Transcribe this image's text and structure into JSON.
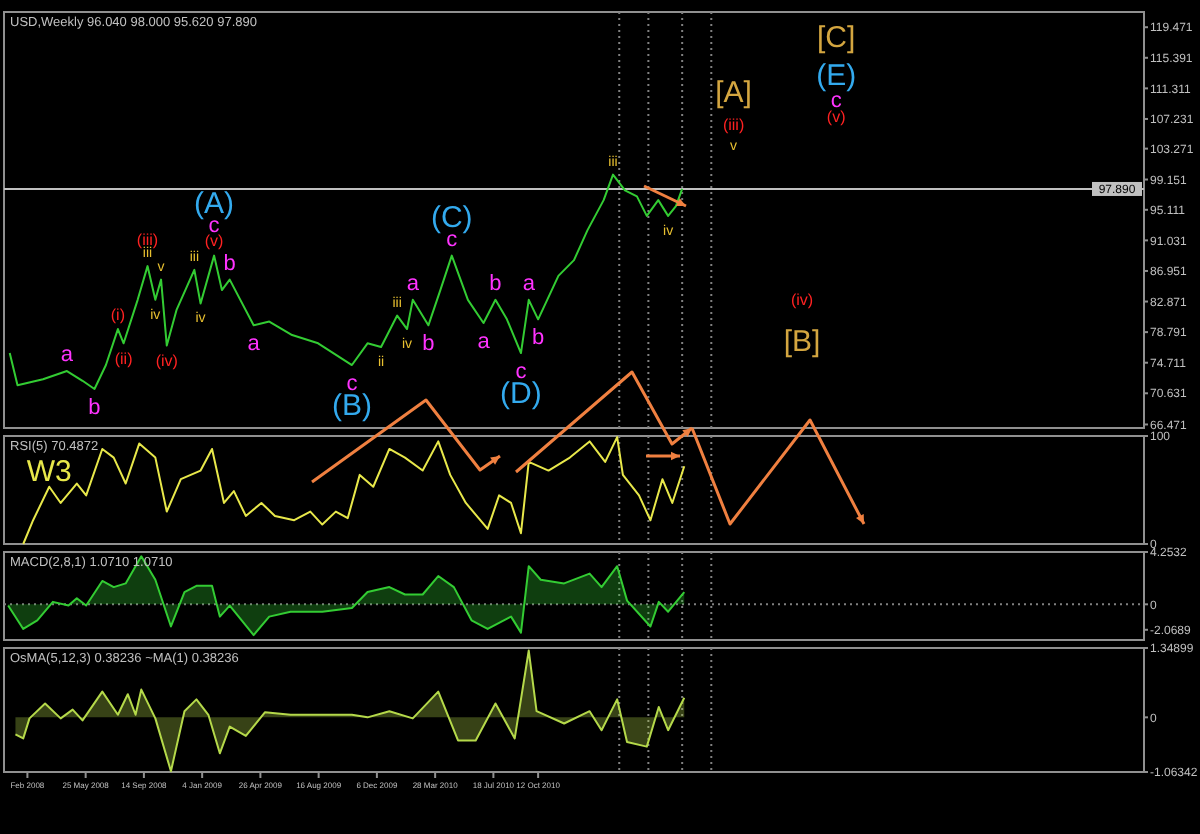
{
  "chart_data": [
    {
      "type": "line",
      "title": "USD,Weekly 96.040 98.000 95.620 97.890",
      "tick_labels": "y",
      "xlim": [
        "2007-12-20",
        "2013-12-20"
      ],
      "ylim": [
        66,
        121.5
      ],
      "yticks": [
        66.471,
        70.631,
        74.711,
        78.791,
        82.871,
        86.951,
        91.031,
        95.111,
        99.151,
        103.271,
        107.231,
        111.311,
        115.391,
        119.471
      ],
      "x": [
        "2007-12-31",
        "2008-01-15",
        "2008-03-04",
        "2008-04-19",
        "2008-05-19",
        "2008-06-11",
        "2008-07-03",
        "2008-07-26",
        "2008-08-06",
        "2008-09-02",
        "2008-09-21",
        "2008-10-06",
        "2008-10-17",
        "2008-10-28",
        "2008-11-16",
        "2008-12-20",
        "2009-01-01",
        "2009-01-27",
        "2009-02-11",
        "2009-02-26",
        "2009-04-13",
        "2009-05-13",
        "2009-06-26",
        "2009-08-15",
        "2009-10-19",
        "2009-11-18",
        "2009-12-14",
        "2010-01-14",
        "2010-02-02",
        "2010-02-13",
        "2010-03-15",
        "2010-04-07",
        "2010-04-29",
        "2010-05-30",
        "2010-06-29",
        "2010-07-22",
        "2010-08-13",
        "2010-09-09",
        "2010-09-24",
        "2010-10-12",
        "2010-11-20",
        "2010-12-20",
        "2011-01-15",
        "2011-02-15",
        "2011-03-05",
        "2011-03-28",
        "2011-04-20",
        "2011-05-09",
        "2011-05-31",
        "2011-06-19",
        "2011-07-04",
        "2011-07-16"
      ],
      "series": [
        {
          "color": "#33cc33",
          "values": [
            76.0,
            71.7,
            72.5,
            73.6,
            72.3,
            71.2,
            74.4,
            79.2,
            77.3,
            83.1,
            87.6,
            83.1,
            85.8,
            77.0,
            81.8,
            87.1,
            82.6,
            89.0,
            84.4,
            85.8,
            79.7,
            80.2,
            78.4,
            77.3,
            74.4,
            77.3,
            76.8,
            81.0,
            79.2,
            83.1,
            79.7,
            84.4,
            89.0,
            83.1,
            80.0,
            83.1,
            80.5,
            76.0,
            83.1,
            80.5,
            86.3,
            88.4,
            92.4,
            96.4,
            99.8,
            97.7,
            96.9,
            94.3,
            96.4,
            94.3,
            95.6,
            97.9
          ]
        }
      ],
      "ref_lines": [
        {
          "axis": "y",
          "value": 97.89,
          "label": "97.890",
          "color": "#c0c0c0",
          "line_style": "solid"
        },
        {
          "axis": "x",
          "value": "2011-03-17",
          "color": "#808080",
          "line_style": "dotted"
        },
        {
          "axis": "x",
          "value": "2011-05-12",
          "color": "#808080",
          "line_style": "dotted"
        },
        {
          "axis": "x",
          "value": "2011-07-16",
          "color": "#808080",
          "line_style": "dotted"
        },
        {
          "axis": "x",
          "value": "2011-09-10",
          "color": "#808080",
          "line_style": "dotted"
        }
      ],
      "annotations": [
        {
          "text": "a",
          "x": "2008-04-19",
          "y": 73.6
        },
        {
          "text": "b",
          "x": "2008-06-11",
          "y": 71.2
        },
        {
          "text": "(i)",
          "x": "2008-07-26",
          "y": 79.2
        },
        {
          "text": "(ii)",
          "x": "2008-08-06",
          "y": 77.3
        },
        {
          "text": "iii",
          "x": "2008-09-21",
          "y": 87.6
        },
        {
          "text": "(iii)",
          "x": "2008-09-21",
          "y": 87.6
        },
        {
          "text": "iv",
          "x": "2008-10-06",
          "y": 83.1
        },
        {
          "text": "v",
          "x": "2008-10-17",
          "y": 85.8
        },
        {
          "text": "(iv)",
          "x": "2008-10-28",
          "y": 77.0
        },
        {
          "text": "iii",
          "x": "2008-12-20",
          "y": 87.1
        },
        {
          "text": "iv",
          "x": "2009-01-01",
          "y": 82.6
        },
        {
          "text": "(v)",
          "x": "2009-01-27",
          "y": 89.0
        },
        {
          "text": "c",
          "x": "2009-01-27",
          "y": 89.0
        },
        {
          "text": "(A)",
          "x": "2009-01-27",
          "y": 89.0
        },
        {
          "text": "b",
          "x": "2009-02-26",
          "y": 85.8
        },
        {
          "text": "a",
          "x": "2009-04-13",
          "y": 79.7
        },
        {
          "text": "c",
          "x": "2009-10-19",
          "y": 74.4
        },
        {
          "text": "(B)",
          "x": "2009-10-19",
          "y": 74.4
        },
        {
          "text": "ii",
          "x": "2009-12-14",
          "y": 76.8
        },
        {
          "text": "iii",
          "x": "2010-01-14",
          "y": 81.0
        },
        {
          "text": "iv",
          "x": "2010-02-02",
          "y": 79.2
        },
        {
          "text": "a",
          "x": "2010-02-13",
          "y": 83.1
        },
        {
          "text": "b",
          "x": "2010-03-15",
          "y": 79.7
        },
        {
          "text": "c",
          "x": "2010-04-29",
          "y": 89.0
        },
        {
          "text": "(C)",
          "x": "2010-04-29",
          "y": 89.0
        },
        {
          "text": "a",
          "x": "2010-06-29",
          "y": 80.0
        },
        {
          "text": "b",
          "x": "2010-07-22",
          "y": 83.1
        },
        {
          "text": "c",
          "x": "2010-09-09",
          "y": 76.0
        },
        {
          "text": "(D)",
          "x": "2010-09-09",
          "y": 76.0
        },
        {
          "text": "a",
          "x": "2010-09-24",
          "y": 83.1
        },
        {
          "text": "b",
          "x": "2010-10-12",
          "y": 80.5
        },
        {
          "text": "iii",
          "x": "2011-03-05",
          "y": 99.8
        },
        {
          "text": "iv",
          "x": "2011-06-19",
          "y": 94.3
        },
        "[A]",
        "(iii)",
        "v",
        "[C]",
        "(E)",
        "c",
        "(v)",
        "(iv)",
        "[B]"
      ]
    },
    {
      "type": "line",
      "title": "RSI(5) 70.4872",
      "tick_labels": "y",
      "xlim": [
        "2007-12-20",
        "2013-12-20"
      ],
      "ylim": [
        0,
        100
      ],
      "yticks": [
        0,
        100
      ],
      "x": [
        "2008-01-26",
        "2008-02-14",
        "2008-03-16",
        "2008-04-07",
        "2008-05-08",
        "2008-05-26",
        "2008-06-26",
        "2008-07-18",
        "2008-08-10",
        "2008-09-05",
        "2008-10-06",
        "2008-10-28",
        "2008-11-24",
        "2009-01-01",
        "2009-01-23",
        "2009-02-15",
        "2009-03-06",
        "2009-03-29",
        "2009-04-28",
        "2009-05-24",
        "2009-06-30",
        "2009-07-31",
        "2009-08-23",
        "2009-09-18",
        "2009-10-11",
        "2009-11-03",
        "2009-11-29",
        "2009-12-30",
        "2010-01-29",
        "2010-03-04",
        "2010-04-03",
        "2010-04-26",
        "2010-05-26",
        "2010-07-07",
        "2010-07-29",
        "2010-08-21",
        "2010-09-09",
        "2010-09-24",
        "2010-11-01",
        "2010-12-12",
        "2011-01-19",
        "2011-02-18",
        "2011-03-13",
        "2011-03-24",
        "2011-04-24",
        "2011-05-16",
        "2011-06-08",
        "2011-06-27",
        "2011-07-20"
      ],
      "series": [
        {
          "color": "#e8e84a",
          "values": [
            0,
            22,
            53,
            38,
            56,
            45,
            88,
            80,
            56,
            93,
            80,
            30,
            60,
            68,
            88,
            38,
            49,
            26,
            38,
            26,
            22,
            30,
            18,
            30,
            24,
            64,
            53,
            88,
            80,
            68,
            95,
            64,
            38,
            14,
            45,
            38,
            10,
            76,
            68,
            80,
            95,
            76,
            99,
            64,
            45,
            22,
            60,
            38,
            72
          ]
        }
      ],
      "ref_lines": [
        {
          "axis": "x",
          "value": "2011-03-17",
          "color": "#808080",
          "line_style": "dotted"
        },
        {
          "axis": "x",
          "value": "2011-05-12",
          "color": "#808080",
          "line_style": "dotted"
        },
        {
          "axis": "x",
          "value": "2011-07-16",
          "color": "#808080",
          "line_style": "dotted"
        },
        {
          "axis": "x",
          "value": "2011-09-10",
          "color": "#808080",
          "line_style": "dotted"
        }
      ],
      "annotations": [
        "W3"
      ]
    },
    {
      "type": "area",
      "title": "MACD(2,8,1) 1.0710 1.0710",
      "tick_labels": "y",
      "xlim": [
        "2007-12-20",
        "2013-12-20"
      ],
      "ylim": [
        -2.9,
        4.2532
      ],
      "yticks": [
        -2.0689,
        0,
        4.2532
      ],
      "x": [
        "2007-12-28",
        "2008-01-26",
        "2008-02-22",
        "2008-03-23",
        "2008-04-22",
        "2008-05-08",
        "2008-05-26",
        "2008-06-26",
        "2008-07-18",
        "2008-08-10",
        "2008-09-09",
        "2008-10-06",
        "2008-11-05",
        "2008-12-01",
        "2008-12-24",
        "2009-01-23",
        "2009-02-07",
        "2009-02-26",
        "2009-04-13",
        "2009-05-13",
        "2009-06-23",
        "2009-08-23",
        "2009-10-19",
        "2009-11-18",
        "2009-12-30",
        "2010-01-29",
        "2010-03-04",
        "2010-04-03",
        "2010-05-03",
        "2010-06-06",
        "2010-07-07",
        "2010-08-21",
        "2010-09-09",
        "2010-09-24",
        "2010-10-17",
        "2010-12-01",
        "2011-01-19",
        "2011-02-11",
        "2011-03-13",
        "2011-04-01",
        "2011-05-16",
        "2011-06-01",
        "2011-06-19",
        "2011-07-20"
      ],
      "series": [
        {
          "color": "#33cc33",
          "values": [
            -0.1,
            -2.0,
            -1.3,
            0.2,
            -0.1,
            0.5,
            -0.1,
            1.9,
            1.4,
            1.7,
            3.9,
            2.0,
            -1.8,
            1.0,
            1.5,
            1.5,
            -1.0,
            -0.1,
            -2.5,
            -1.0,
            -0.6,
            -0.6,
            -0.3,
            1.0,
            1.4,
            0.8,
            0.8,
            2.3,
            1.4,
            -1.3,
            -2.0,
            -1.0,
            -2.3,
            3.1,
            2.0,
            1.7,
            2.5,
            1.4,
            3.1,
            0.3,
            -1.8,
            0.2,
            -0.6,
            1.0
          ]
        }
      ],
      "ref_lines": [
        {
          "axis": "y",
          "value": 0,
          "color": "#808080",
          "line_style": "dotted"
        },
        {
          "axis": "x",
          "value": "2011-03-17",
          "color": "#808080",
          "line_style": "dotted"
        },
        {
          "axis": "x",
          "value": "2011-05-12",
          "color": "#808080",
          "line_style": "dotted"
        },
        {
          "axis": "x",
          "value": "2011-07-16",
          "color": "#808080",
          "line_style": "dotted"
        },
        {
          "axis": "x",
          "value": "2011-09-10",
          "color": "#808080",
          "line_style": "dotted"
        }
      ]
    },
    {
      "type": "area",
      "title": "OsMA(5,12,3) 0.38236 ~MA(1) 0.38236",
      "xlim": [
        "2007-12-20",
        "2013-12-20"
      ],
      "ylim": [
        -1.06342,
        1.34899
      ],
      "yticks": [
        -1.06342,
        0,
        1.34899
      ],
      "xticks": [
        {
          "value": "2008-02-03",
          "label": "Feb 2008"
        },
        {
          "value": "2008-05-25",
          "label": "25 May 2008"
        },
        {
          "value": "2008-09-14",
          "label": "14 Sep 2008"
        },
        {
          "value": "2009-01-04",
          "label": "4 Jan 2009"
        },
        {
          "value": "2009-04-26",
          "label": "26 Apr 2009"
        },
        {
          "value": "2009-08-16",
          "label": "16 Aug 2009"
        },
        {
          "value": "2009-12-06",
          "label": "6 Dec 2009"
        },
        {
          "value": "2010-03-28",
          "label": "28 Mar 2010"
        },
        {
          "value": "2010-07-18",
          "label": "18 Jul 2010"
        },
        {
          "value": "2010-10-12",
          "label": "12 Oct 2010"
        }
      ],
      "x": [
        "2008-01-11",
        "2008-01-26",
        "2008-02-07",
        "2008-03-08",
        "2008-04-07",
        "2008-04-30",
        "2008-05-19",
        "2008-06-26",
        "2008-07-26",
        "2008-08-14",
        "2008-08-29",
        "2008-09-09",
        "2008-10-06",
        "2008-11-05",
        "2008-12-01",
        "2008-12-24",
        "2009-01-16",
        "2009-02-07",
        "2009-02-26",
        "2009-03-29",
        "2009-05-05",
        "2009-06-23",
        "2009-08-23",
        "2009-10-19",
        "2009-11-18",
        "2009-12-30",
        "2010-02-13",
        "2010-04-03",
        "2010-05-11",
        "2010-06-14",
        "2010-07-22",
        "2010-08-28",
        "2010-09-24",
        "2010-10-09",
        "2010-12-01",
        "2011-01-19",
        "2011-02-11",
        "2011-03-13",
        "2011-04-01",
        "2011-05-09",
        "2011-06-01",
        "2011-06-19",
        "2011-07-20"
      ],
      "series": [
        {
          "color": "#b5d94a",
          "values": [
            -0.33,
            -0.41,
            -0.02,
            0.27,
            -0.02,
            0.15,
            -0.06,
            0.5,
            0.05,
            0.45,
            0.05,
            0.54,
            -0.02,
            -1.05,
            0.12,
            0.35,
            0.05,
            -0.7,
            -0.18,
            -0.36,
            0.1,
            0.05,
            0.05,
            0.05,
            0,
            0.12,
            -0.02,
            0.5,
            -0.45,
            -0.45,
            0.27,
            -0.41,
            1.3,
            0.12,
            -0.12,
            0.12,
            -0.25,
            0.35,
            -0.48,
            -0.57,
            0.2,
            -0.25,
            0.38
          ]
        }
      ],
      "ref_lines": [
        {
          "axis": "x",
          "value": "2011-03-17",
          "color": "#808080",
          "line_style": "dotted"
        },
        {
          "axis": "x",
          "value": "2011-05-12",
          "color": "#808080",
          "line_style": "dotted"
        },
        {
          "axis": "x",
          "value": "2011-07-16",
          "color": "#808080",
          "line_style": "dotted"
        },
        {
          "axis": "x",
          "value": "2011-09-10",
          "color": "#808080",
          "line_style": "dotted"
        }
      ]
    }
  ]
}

______________________________

§ Exercise instructions
Identify the lines of the entries containing the string "title". Copy each such line.

§ Reply
      "title": "USD,Weekly 96.040 98.000 95.620 97.890",
      "title": "RSI(5) 70.4872",
      "title": "MACD(2,8,1) 1.0710 1.0710",
      "title": "OsMA(5,12,3) 0.38236 ~MA(1) 0.38236",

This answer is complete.